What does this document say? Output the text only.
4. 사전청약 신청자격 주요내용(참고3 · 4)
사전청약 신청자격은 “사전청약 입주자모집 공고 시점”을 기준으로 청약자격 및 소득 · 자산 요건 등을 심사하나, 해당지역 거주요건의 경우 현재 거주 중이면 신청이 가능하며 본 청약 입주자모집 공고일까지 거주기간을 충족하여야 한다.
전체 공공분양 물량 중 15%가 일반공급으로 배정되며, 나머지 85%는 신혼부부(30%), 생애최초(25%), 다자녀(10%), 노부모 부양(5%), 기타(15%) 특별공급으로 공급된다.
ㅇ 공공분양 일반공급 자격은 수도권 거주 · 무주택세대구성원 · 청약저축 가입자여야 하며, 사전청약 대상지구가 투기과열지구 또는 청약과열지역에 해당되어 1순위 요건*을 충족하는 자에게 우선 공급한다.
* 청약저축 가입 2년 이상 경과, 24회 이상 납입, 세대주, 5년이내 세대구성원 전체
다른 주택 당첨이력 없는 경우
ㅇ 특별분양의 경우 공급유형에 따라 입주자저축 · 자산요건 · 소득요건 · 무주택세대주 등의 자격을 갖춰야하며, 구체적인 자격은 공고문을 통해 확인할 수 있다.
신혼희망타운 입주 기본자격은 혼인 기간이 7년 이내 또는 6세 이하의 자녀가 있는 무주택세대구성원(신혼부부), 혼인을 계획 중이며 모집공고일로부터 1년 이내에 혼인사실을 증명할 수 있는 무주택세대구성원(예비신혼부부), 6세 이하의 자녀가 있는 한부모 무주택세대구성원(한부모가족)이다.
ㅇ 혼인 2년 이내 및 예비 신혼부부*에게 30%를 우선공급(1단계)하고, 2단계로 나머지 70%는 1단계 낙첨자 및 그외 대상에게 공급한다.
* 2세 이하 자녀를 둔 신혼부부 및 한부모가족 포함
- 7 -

SET TASK → Scan the material above for the word "공공분양". Copy each line where it occurs.

ANSWER TO THIS PROBLEM →
전체 공공분양 물량 중 15%가 일반공급으로 배정되며, 나머지 85%는 신혼부부(30%), 생애최초(25%), 다자녀(10%), 노부모 부양(5%), 기타(15%) 특별공급으로 공급된다.
ㅇ 공공분양 일반공급 자격은 수도권 거주 · 무주택세대구성원 · 청약저축 가입자여야 하며, 사전청약 대상지구가 투기과열지구 또는 청약과열지역에 해당되어 1순위 요건*을 충족하는 자에게 우선 공급한다.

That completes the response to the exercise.